-- PROVIDED RECORDS follows --

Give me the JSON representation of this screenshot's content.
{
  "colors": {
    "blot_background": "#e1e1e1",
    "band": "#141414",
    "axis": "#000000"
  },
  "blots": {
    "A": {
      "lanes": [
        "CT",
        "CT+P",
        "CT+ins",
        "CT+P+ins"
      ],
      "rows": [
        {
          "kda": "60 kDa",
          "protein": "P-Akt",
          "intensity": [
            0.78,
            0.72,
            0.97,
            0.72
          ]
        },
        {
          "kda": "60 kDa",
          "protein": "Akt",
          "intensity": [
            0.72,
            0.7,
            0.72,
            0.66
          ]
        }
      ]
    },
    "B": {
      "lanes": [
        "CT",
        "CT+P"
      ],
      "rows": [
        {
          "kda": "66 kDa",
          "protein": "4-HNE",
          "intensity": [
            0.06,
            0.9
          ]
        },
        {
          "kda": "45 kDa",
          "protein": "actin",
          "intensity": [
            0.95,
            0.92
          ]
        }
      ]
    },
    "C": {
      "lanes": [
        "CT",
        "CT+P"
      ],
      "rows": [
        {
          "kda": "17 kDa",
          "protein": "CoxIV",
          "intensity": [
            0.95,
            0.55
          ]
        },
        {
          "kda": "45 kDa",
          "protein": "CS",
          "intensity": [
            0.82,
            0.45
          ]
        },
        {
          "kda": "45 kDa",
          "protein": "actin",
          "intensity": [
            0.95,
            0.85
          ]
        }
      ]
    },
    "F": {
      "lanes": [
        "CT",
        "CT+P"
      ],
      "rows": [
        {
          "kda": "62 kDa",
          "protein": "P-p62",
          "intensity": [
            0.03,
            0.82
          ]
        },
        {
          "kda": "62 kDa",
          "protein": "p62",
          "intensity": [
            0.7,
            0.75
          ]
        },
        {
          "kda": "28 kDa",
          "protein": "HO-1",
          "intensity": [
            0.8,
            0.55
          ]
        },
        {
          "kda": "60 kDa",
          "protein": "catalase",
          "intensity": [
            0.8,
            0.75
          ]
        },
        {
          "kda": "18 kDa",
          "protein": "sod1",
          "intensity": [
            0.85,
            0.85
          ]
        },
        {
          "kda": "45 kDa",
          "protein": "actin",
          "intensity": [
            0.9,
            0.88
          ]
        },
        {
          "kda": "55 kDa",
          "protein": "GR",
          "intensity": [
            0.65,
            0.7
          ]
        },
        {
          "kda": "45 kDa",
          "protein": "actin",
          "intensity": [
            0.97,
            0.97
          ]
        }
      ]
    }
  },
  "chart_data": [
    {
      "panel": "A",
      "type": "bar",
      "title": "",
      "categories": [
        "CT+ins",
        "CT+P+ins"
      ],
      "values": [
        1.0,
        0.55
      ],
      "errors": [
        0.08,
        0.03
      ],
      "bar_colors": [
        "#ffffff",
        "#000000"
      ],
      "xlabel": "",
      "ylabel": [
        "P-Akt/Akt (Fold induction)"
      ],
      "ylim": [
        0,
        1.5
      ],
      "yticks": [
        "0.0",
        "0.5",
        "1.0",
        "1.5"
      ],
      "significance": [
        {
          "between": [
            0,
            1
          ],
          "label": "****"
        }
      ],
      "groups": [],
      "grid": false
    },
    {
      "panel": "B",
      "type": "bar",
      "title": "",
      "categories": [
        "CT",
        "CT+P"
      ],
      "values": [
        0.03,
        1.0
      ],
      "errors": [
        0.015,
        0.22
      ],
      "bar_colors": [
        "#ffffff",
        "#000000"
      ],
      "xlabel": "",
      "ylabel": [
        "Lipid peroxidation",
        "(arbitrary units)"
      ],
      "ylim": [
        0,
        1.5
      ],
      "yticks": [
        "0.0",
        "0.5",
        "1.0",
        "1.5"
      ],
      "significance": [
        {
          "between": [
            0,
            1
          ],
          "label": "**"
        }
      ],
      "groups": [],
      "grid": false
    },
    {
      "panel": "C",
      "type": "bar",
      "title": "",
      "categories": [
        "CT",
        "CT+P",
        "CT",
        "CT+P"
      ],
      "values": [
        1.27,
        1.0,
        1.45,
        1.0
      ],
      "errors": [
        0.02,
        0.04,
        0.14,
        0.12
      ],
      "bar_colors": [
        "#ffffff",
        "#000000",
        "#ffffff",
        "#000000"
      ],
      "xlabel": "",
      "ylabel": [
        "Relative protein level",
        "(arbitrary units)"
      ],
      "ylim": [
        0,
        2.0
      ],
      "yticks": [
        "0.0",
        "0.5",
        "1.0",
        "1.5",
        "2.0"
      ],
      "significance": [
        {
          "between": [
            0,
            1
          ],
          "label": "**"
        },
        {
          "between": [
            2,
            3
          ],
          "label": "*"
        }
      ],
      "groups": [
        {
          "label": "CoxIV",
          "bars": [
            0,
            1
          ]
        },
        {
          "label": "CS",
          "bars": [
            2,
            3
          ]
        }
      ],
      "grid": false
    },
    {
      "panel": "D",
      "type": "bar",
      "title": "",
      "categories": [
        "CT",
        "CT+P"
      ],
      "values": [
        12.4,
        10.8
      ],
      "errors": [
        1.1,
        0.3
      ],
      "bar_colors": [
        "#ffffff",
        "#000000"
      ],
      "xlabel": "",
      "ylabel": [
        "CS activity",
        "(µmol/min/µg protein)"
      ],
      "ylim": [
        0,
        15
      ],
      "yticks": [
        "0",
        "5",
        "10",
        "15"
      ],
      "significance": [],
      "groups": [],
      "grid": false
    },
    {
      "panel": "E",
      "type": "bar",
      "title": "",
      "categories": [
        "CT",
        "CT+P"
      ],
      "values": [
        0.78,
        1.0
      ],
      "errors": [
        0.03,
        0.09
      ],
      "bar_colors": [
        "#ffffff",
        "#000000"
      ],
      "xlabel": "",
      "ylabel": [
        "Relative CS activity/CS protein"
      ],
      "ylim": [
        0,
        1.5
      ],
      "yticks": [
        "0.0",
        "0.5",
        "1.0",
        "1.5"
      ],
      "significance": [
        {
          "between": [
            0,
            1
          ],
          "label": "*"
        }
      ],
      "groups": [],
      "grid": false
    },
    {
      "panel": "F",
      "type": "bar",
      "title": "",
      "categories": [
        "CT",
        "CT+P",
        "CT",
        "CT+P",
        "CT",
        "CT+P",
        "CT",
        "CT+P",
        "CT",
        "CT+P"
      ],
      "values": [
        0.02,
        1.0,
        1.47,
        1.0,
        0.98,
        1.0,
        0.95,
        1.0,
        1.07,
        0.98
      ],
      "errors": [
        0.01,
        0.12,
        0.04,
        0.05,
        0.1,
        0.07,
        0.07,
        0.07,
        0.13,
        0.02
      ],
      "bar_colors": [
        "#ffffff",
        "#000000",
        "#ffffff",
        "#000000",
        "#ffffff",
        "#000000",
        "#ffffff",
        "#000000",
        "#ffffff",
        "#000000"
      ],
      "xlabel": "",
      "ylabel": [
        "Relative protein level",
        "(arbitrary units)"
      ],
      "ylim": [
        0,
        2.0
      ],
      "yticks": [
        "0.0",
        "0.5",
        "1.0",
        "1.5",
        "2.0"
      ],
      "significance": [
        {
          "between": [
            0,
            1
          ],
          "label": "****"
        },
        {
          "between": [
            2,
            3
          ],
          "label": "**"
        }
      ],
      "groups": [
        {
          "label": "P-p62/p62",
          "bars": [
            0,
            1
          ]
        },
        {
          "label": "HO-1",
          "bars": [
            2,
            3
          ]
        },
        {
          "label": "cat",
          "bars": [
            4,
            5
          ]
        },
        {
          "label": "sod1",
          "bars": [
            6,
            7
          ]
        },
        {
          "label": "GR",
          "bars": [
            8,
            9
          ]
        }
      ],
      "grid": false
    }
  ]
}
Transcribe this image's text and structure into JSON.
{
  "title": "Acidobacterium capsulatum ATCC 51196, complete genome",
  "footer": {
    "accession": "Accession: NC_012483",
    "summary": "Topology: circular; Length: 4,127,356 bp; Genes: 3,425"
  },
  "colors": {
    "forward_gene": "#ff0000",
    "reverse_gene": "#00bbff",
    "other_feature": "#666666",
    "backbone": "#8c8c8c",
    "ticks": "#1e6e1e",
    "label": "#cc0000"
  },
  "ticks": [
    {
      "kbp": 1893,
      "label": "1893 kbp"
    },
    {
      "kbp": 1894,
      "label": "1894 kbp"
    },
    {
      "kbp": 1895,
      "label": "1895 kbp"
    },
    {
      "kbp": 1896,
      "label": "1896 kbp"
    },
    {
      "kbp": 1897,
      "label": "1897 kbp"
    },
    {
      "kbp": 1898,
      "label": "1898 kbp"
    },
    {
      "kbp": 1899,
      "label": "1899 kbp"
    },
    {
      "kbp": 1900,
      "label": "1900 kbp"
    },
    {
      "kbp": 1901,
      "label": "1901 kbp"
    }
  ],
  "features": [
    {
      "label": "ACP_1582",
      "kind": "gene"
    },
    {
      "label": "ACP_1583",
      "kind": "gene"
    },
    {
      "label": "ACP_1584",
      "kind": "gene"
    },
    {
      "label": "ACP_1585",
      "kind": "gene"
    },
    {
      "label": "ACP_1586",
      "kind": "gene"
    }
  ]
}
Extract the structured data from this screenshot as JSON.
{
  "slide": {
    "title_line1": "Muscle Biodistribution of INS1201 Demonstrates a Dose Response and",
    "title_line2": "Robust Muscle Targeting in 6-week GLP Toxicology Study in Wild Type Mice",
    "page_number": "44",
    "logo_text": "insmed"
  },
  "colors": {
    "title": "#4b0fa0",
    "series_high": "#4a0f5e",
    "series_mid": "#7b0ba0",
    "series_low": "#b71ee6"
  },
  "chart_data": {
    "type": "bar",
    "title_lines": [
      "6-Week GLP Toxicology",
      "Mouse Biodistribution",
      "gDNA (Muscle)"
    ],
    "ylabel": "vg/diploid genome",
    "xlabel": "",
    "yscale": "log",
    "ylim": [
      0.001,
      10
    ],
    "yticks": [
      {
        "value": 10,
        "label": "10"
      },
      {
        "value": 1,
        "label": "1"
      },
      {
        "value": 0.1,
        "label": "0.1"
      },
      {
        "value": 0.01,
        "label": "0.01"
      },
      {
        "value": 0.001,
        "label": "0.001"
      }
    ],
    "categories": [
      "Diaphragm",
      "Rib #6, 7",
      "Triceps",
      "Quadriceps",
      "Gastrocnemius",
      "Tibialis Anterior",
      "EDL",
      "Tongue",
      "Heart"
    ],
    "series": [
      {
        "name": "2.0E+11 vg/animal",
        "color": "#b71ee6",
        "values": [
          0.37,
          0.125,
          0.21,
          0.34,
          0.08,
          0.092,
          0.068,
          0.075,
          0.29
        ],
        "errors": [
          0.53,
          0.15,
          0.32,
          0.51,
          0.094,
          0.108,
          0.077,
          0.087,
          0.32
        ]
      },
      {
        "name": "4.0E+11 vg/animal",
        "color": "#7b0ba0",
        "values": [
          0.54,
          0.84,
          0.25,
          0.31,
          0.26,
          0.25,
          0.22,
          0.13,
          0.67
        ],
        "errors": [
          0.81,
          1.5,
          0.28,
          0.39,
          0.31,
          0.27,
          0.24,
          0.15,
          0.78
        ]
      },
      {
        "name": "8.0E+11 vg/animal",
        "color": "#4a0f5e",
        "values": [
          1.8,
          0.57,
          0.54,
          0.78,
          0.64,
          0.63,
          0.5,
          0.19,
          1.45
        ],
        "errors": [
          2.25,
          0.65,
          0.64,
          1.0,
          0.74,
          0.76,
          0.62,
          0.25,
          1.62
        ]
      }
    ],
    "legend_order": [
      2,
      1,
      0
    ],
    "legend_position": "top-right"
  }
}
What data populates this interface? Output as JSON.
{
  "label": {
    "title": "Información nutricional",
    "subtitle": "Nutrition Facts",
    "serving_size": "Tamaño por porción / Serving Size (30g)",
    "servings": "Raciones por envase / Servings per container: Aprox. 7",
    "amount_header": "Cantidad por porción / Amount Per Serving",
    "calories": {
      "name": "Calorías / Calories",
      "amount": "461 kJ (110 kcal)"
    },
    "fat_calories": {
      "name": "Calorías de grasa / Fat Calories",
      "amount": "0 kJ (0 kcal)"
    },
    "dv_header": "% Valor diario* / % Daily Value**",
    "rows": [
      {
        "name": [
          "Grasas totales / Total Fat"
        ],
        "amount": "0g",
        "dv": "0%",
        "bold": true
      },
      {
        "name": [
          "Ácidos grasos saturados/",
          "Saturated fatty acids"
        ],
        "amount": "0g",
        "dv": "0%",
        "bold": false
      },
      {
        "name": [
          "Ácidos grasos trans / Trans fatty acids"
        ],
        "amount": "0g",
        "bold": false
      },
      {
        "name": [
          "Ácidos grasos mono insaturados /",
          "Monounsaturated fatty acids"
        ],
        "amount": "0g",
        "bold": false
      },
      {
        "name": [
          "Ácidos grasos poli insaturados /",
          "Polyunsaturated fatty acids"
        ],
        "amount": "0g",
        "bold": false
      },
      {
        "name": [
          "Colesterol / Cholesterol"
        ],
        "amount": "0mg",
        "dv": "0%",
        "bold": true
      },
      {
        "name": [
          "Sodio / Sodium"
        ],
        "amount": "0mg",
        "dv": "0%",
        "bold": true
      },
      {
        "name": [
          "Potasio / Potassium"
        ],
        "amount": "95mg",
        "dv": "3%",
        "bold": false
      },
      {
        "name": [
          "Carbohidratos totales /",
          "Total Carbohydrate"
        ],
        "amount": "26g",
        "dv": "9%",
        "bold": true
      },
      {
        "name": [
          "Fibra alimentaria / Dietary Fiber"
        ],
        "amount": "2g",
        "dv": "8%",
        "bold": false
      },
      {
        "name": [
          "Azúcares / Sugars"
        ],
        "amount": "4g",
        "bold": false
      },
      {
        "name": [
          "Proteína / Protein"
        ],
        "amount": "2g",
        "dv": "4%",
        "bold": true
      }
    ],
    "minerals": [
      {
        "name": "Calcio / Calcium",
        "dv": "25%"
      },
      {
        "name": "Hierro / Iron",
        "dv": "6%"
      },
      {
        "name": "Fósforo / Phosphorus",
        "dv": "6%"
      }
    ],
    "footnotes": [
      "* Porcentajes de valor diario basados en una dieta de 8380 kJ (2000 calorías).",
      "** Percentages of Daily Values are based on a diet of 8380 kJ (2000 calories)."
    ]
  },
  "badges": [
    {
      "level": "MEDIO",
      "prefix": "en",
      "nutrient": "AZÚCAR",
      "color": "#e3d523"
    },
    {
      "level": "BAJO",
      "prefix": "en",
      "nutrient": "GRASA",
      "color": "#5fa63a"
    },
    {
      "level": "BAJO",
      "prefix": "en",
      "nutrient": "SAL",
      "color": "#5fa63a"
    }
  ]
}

-- PROVIDED RECORDS concluded --

Your task is to list each line of the records with the word "insaturados".

RESULT OF THE TASK ->
          "Ácidos grasos mono insaturados /",
          "Ácidos grasos poli insaturados /",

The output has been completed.